>> Start DATA PROVIDED

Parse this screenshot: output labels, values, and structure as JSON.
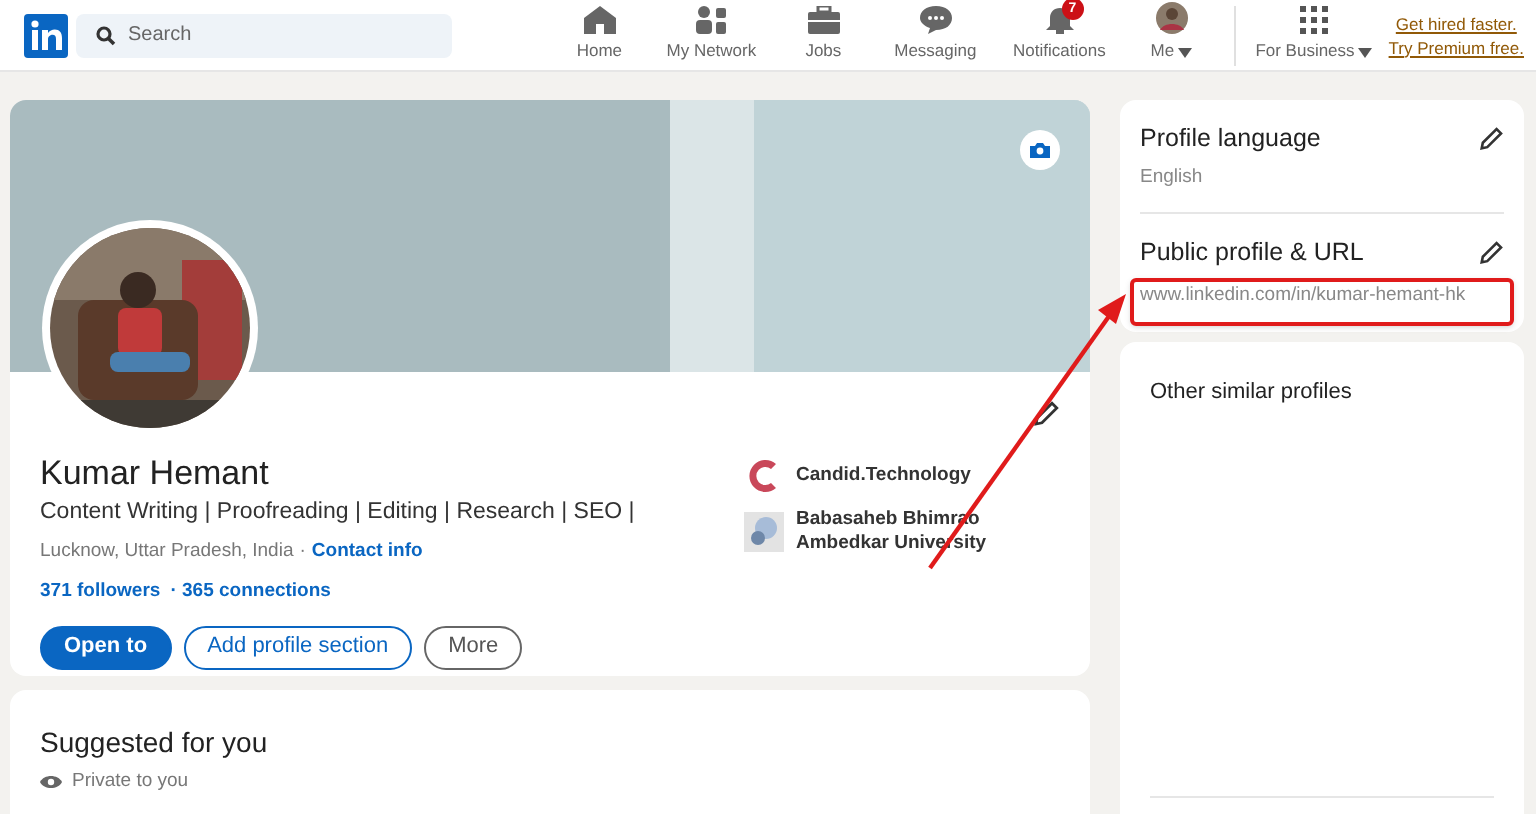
{
  "nav": {
    "search": {
      "placeholder": "Search"
    },
    "items": [
      {
        "label": "Home",
        "selected": false
      },
      {
        "label": "My Network",
        "selected": false
      },
      {
        "label": "Jobs",
        "selected": false
      },
      {
        "label": "Messaging",
        "selected": false
      },
      {
        "label": "Notifications",
        "badge": "7",
        "selected": false
      },
      {
        "label": "Me",
        "dropdown": true,
        "selected": false
      }
    ],
    "business": {
      "label": "For Business",
      "dropdown": true
    },
    "premium": [
      "Get hired faster.",
      "Try Premium free."
    ]
  },
  "profile": {
    "name": "Kumar Hemant",
    "headline": "Content Writing | Proofreading | Editing | Research | SEO |",
    "location": "Lucknow, Uttar Pradesh, India",
    "separator": "·",
    "contact": "Contact info",
    "followers": "371 followers",
    "connections": "· 365 connections",
    "affiliations": [
      {
        "kind": "company",
        "label": "Candid.Technology"
      },
      {
        "kind": "school",
        "label": "Babasaheb Bhimrao Ambedkar University"
      }
    ],
    "buttons": [
      {
        "label": "Open to",
        "kind": "primary"
      },
      {
        "label": "Add profile section",
        "kind": "outline"
      },
      {
        "label": "More",
        "kind": "secondary"
      }
    ]
  },
  "suggested": {
    "title": "Suggested for you",
    "note": "Private to you"
  },
  "settings": [
    {
      "title": "Profile language",
      "value": "English",
      "highlighted": false
    },
    {
      "title": "Public profile & URL",
      "value": "www.linkedin.com/in/kumar-hemant-hk",
      "highlighted": true
    }
  ],
  "similar": {
    "title": "Other similar profiles"
  }
}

>> End DATA PROVIDED

### WHAT YOU HAVE TO DO:
Take the data above and repeat it exactly, leaving each picture out.

### WRITTEN REPLY:
Parse this screenshot: output labels, values, and structure as JSON.
{
  "nav": {
    "search": {
      "placeholder": "Search"
    },
    "items": [
      {
        "label": "Home",
        "selected": false
      },
      {
        "label": "My Network",
        "selected": false
      },
      {
        "label": "Jobs",
        "selected": false
      },
      {
        "label": "Messaging",
        "selected": false
      },
      {
        "label": "Notifications",
        "badge": "7",
        "selected": false
      },
      {
        "label": "Me",
        "dropdown": true,
        "selected": false
      }
    ],
    "business": {
      "label": "For Business",
      "dropdown": true
    },
    "premium": [
      "Get hired faster.",
      "Try Premium free."
    ]
  },
  "profile": {
    "name": "Kumar Hemant",
    "headline": "Content Writing | Proofreading | Editing | Research | SEO |",
    "location": "Lucknow, Uttar Pradesh, India",
    "separator": "·",
    "contact": "Contact info",
    "followers": "371 followers",
    "connections": "· 365 connections",
    "affiliations": [
      {
        "kind": "company",
        "label": "Candid.Technology"
      },
      {
        "kind": "school",
        "label": "Babasaheb Bhimrao Ambedkar University"
      }
    ],
    "buttons": [
      {
        "label": "Open to",
        "kind": "primary"
      },
      {
        "label": "Add profile section",
        "kind": "outline"
      },
      {
        "label": "More",
        "kind": "secondary"
      }
    ]
  },
  "suggested": {
    "title": "Suggested for you",
    "note": "Private to you"
  },
  "settings": [
    {
      "title": "Profile language",
      "value": "English",
      "highlighted": false
    },
    {
      "title": "Public profile & URL",
      "value": "www.linkedin.com/in/kumar-hemant-hk",
      "highlighted": true
    }
  ],
  "similar": {
    "title": "Other similar profiles"
  }
}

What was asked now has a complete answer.